## Part of a data file
:::

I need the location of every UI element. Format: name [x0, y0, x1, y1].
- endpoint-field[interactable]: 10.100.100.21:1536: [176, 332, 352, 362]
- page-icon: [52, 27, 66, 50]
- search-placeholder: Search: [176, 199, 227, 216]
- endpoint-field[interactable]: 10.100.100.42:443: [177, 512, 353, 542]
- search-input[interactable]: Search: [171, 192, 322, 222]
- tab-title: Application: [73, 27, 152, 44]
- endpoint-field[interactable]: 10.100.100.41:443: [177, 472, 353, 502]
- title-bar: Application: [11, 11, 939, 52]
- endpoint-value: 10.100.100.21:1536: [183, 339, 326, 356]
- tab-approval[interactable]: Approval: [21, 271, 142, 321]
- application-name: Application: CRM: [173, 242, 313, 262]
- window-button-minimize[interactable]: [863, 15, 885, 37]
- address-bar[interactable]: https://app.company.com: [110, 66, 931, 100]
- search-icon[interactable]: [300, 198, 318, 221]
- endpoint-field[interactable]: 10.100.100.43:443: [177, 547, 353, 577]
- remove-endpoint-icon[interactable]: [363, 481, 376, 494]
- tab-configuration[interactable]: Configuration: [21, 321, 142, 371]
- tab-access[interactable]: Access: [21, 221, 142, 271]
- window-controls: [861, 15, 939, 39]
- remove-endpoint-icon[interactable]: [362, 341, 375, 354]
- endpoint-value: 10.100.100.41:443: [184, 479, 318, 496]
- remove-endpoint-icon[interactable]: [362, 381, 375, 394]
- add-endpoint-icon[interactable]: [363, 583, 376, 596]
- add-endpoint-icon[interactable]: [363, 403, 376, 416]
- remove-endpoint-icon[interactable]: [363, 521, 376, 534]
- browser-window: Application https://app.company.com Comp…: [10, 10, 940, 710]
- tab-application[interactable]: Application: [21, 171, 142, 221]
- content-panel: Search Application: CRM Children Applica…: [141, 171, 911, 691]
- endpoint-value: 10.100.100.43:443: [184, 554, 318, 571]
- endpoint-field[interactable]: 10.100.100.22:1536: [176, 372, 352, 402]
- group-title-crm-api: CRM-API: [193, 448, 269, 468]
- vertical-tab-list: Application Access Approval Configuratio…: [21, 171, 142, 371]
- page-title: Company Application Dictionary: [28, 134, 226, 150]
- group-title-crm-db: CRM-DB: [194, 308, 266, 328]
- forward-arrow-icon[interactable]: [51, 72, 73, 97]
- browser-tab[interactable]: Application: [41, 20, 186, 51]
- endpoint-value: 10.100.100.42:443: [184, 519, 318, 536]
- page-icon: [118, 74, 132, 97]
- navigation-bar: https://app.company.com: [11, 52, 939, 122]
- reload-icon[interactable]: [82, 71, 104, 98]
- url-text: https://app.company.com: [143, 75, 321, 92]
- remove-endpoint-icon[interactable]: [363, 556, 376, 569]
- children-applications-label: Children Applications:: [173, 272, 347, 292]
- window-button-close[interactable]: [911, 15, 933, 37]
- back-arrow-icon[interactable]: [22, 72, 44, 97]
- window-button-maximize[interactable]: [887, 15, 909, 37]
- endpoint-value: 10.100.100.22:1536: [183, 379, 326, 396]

:::

## What is needed
Reproduce the entries above, swapping every occurrence of "remove-endpoint-icon" for "delete-endpoint-icon" and leaving everything else unchanged.

## Result for this task
I need the location of every UI element. Format: name [x0, y0, x1, y1].
- endpoint-field[interactable]: 10.100.100.21:1536: [176, 332, 352, 362]
- page-icon: [52, 27, 66, 50]
- search-placeholder: Search: [176, 199, 227, 216]
- endpoint-field[interactable]: 10.100.100.42:443: [177, 512, 353, 542]
- search-input[interactable]: Search: [171, 192, 322, 222]
- tab-title: Application: [73, 27, 152, 44]
- endpoint-field[interactable]: 10.100.100.41:443: [177, 472, 353, 502]
- title-bar: Application: [11, 11, 939, 52]
- endpoint-value: 10.100.100.21:1536: [183, 339, 326, 356]
- tab-approval[interactable]: Approval: [21, 271, 142, 321]
- application-name: Application: CRM: [173, 242, 313, 262]
- window-button-minimize[interactable]: [863, 15, 885, 37]
- address-bar[interactable]: https://app.company.com: [110, 66, 931, 100]
- search-icon[interactable]: [300, 198, 318, 221]
- endpoint-field[interactable]: 10.100.100.43:443: [177, 547, 353, 577]
- delete-endpoint-icon[interactable]: [363, 481, 376, 494]
- tab-configuration[interactable]: Configuration: [21, 321, 142, 371]
- tab-access[interactable]: Access: [21, 221, 142, 271]
- window-controls: [861, 15, 939, 39]
- delete-endpoint-icon[interactable]: [362, 341, 375, 354]
- endpoint-value: 10.100.100.41:443: [184, 479, 318, 496]
- delete-endpoint-icon[interactable]: [362, 381, 375, 394]
- add-endpoint-icon[interactable]: [363, 583, 376, 596]
- add-endpoint-icon[interactable]: [363, 403, 376, 416]
- delete-endpoint-icon[interactable]: [363, 521, 376, 534]
- browser-window: Application https://app.company.com Comp…: [10, 10, 940, 710]
- tab-application[interactable]: Application: [21, 171, 142, 221]
- content-panel: Search Application: CRM Children Applica…: [141, 171, 911, 691]
- endpoint-value: 10.100.100.43:443: [184, 554, 318, 571]
- endpoint-field[interactable]: 10.100.100.22:1536: [176, 372, 352, 402]
- group-title-crm-api: CRM-API: [193, 448, 269, 468]
- vertical-tab-list: Application Access Approval Configuratio…: [21, 171, 142, 371]
- page-title: Company Application Dictionary: [28, 134, 226, 150]
- group-title-crm-db: CRM-DB: [194, 308, 266, 328]
- forward-arrow-icon[interactable]: [51, 72, 73, 97]
- browser-tab[interactable]: Application: [41, 20, 186, 51]
- endpoint-value: 10.100.100.42:443: [184, 519, 318, 536]
- page-icon: [118, 74, 132, 97]
- navigation-bar: https://app.company.com: [11, 52, 939, 122]
- reload-icon[interactable]: [82, 71, 104, 98]
- url-text: https://app.company.com: [143, 75, 321, 92]
- delete-endpoint-icon[interactable]: [363, 556, 376, 569]
- children-applications-label: Children Applications:: [173, 272, 347, 292]
- window-button-close[interactable]: [911, 15, 933, 37]
- back-arrow-icon[interactable]: [22, 72, 44, 97]
- window-button-maximize[interactable]: [887, 15, 909, 37]
- endpoint-value: 10.100.100.22:1536: [183, 379, 326, 396]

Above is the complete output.